Task requirements :: Copy each line of the entries that contains the word "type".

[Figure collection entries]

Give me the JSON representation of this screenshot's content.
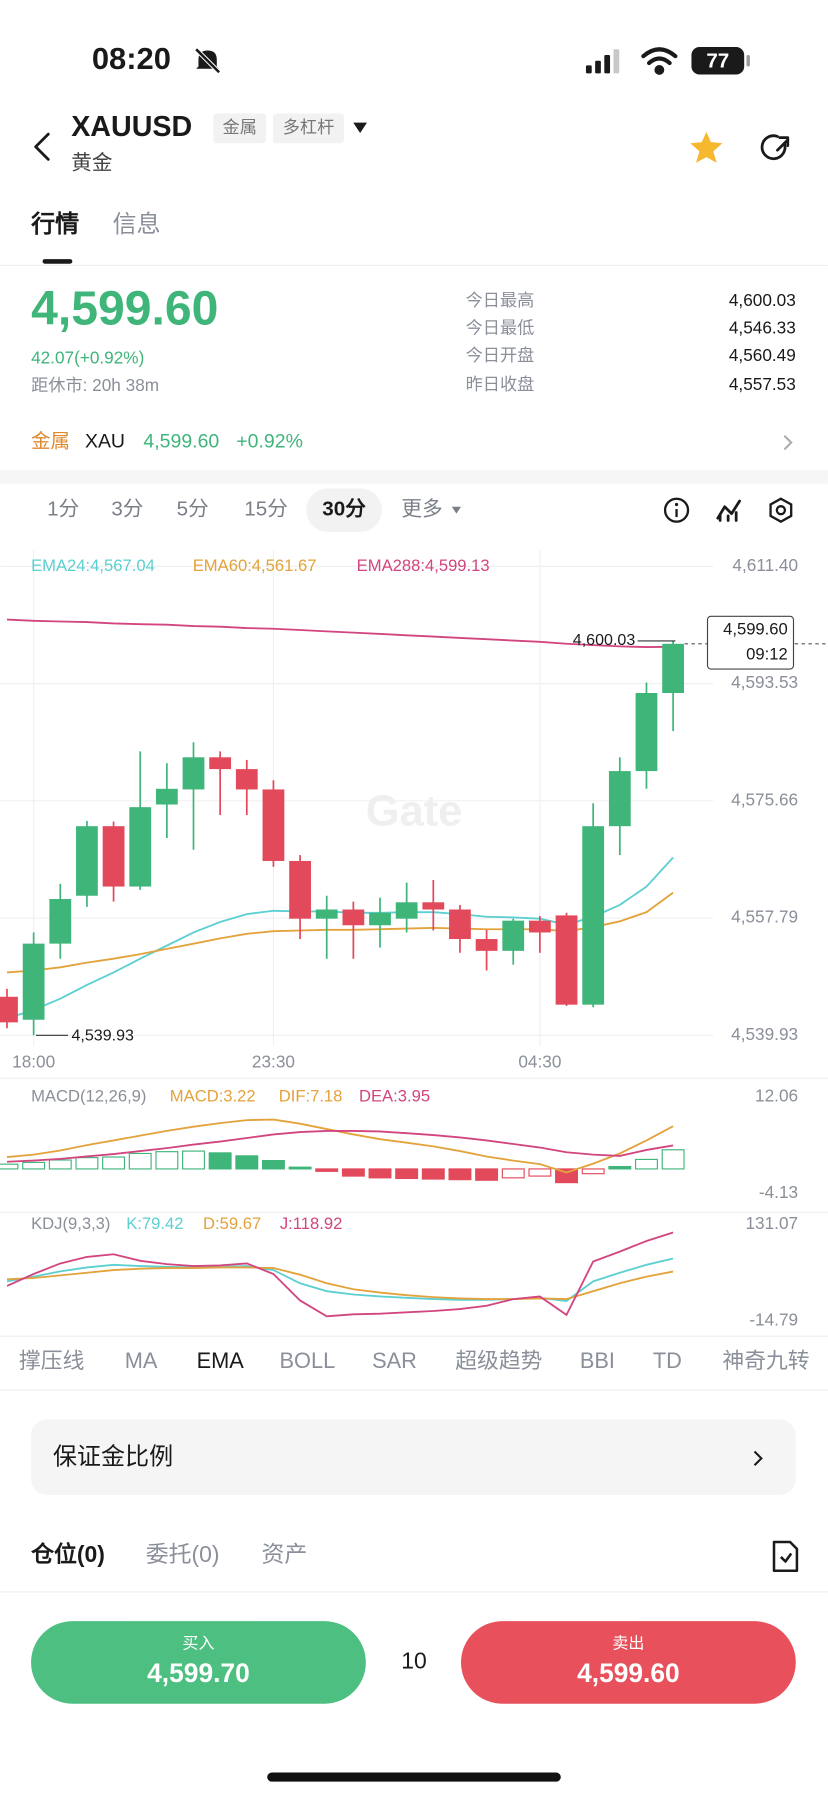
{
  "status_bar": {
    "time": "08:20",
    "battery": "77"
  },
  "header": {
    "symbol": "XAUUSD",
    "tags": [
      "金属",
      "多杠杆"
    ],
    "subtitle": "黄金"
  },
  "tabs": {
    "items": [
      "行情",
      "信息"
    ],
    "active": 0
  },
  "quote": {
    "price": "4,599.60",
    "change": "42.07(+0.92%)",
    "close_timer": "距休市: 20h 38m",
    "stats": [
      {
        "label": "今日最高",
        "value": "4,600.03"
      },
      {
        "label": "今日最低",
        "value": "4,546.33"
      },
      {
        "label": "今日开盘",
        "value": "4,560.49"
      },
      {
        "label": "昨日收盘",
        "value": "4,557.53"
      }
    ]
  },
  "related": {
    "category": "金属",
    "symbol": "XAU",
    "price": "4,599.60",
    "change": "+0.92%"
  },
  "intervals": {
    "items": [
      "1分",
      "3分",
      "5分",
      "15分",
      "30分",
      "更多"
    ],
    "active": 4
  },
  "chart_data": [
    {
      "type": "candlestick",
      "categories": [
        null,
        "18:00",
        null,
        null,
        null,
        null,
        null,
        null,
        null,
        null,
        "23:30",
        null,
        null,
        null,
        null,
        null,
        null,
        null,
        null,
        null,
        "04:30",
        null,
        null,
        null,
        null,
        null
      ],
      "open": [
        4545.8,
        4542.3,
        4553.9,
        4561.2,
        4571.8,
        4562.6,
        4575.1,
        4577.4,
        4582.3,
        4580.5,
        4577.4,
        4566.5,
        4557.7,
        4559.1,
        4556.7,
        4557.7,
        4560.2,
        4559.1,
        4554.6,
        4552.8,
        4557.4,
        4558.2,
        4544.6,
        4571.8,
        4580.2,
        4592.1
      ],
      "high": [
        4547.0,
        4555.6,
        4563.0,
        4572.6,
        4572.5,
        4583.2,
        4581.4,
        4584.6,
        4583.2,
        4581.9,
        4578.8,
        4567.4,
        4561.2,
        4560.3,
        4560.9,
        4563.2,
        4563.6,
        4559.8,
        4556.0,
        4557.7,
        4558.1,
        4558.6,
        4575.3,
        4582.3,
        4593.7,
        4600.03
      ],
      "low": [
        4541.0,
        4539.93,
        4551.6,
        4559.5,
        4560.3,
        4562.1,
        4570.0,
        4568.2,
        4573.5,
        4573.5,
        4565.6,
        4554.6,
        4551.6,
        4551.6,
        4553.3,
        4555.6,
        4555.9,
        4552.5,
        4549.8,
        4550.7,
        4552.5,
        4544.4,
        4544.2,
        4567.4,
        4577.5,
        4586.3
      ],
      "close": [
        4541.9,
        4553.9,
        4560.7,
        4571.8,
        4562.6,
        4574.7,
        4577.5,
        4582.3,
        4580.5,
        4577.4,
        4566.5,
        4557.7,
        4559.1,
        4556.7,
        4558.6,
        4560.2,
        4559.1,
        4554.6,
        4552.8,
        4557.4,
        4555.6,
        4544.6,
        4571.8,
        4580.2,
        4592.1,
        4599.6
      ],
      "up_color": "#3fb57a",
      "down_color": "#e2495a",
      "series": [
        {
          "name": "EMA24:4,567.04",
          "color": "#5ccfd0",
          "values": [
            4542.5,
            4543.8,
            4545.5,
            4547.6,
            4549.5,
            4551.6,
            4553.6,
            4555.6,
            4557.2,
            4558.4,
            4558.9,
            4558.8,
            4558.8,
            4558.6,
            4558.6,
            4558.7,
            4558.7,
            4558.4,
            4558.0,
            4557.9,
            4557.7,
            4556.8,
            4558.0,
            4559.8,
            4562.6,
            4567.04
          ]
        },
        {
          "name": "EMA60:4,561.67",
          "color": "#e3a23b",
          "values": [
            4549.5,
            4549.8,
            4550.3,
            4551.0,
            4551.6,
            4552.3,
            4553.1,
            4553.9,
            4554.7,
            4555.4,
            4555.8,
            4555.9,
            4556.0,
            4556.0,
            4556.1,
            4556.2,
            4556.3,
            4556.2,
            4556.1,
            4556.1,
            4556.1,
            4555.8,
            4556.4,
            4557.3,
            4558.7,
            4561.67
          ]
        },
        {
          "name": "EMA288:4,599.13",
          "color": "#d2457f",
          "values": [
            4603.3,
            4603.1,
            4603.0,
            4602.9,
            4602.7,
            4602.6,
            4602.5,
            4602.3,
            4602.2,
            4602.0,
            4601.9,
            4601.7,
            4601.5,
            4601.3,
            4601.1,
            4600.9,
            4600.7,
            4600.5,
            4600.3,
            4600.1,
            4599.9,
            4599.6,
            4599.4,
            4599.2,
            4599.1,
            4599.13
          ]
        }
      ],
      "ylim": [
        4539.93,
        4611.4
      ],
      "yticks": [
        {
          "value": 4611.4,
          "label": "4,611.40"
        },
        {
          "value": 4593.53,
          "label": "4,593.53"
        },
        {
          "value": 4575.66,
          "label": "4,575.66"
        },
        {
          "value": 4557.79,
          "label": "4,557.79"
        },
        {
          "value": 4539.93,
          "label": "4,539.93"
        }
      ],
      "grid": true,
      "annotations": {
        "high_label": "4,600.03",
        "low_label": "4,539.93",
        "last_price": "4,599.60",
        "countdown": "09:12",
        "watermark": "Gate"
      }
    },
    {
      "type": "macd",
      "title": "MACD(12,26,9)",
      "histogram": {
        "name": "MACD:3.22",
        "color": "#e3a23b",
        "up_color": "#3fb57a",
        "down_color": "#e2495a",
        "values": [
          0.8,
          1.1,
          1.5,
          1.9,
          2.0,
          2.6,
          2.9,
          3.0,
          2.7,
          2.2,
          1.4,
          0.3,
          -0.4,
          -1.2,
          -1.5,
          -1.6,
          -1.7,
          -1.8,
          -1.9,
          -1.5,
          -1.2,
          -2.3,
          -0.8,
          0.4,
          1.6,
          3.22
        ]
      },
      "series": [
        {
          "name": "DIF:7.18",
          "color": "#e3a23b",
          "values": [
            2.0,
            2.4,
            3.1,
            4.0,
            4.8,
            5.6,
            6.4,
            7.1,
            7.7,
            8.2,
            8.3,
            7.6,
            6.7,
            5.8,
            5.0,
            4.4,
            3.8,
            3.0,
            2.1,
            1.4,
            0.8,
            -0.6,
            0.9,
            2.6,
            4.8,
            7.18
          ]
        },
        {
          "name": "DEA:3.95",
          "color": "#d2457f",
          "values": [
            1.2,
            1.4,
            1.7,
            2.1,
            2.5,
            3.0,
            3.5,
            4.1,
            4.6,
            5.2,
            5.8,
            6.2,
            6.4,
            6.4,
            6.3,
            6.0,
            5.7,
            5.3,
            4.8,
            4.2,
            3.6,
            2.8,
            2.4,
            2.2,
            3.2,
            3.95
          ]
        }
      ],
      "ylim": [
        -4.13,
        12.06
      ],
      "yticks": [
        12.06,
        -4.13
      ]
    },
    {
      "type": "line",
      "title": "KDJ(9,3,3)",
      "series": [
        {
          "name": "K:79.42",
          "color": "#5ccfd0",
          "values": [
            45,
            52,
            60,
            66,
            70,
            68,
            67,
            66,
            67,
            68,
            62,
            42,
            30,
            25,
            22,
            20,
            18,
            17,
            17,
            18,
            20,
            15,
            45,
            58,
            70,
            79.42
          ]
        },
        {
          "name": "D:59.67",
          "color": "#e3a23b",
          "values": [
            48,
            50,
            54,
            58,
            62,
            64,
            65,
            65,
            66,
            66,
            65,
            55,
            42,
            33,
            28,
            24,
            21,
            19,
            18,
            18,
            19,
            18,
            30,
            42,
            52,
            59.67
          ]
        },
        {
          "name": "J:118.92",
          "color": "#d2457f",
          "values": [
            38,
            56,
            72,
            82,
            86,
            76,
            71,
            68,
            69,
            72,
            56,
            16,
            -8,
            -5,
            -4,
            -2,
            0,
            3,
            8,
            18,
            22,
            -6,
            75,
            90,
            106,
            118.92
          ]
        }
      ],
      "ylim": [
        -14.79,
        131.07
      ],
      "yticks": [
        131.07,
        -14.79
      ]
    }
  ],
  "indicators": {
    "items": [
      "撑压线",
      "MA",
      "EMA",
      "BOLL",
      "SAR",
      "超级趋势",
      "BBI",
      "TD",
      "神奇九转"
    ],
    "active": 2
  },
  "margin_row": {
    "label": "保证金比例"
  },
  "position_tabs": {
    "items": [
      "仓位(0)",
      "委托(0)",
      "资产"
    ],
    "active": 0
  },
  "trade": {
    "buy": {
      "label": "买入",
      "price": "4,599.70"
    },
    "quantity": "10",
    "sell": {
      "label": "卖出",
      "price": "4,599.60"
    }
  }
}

Response for this exercise ::
      "type": "candlestick",
      "type": "macd",
      "type": "line",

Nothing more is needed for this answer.